*Consignes de travail*.
[A] D'après le texte sur le droit au blasphème, quelle sénatrice figure sur les photos les plus répandues de la manifestation ?
[B] Reproduisez le texte sur le droit au blasphème depuis « Peu au fait » jusqu'à « à tout propos. ».

*Texte source*.
==============================
Droit au blasphème et sur-indignation
Quelques manifestants du défilé
contre l’islamophobie portaient un autocollant associant croissant et étoile
jaune. Blasphème, se sont empressés de clamer nombre de celles et ceux dénonçant
que les musulmans surjouent la victimisation…
Je réagis de manière un peu plus
développée à ce qui m’a valu des commentaires critiques (et non vindicatifs). Je
venais de prendre connaissance d’un texte vibrant d’indignation au sujet du
fameux autocollant que de rares manifestant·e·s arboraient lors de la
manifestation contre l’islamophobie. Texte intitulé « La bête immonde au
service de l’islamisme cool : abject, innommable, impensable ! ».
Peu au fait des tenants et aboutissants (origine de l’autocollant juxtaposant
croissant et étoile, nombre de personnes l’affichant, analyse sémiologique…),
je me suis contenté de consigner : « ne rien exagérer, ne rien surinterpréter. ». Je maintiens, et cela ne vaut pas que pour ce dont il est ici question. L’époque
tourne à la prédominance de l’invective et de la surenchère à tout propos.
Je peux comprendre que, après la
propagande négationniste un temps répandue en France (et toujours plus ou moins
en vigueur dans le monde musulman sans réaction des autorités, enfin, que je
sache…), voir des musulman·e·s utiliser un tel symbole, l’étoile jaune (qu’elle
soit à x ou y branches ne change pas grand’ chose), hérisse nombre de consciences.
Mais question détournement, en
faire un symbole sournois de l’antisémitisme dépasse la mesure. La plupart des locuteurs
de langues sémitiques sont des sémites (encore que, d’un point de vue
anthropologique, Juifs et autres se sont tellement mélangés depuis plus de deux
millénaires…). On pourrait donc aussi interpréter cet autocollant comme la
revendication d’une appartenance au groupe sémite. D’une proximité excluant l’agressivité,
comme le renforce la présence, sur les photos les plus répandues, de la sénatrice
Esther Benbassa, séfarade levantine. Tolérée par qui l’entoure, y compris pour
ses convictions d’athée.
Dans un texte précédent (« Islamoréification :
la marche pour le droit au blasphème »), je saluai le cran de cette
jeune femme, sans doute issue de l’immigration, comme on dit, qui, copiant le
mode d’action des Femen (mais ne se rattachant pas à elles), put brandir un
panonceau soutenant « le droit au blasphème ». Serait-ce aussi
une manifestation du communautarisme athée « qui vient » (s’ébauche),
du fait de la montée des communautarismes ethnoreligieux, et se
renforce ?
==============================
*Données d'annotation de la mise en page visuelle*.
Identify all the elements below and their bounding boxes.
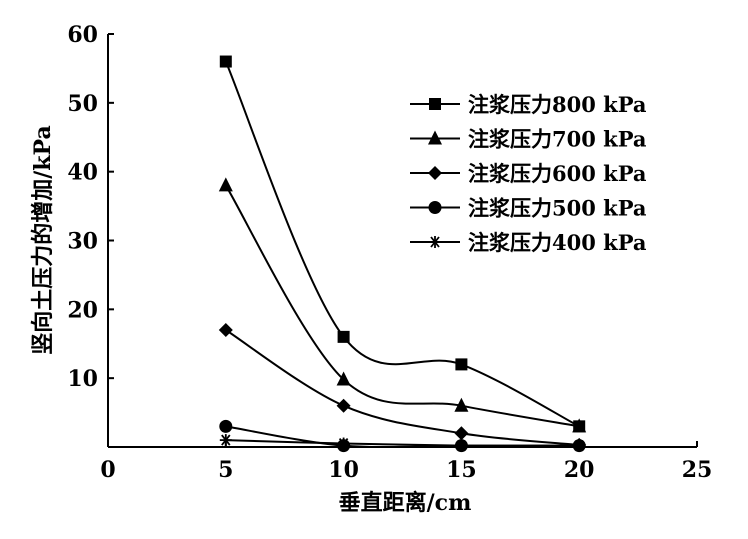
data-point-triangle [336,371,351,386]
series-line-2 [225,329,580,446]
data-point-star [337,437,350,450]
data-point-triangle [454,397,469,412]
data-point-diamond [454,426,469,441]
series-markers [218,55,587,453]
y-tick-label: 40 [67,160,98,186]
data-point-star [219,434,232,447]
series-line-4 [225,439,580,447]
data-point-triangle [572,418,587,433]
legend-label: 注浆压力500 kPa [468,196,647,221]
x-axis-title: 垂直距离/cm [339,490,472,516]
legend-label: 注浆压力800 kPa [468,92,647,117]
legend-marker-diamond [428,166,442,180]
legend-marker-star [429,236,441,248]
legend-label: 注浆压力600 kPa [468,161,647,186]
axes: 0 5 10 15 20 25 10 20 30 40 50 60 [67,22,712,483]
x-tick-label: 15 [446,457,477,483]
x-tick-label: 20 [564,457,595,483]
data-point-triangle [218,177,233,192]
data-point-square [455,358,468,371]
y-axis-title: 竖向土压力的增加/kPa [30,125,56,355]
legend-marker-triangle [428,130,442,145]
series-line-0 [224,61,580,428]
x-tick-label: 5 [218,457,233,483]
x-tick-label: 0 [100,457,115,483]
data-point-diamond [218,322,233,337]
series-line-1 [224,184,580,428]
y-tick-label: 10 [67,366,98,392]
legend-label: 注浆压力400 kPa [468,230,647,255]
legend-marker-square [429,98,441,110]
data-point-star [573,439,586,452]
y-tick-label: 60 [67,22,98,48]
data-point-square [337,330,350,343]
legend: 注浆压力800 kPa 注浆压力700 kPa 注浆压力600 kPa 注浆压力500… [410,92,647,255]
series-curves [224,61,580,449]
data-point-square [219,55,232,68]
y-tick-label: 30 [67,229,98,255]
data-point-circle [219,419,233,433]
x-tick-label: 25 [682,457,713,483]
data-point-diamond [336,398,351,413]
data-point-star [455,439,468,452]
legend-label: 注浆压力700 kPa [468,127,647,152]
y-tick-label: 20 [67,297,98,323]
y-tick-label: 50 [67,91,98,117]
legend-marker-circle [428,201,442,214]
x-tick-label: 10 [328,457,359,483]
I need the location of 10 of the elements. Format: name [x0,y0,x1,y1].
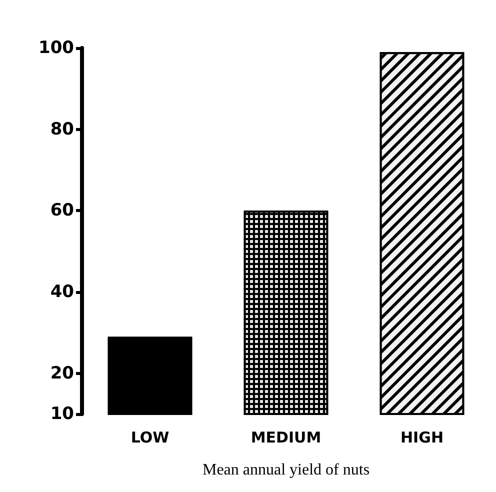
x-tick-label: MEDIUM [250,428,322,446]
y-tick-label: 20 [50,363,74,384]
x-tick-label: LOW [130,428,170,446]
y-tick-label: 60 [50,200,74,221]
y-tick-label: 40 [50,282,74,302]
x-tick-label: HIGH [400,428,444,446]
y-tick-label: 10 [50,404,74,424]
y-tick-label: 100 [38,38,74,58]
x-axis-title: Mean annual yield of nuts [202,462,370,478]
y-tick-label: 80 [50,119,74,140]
==============================
*Corrigé des exercices*.
[A] La sénatrice Esther Benbassa.

[B]
Peu au fait des tenants et aboutissants (origine de l’autocollant juxtaposant
croissant et étoile, nombre de personnes l’affichant, analyse sémiologique…),
je me suis contenté de consigner : « ne rien exagérer, ne rien surinterpréter. ». Je maintiens, et cela ne vaut pas que pour ce dont il est ici question. L’époque
tourne à la prédominance de l’invective et de la surenchère à tout propos.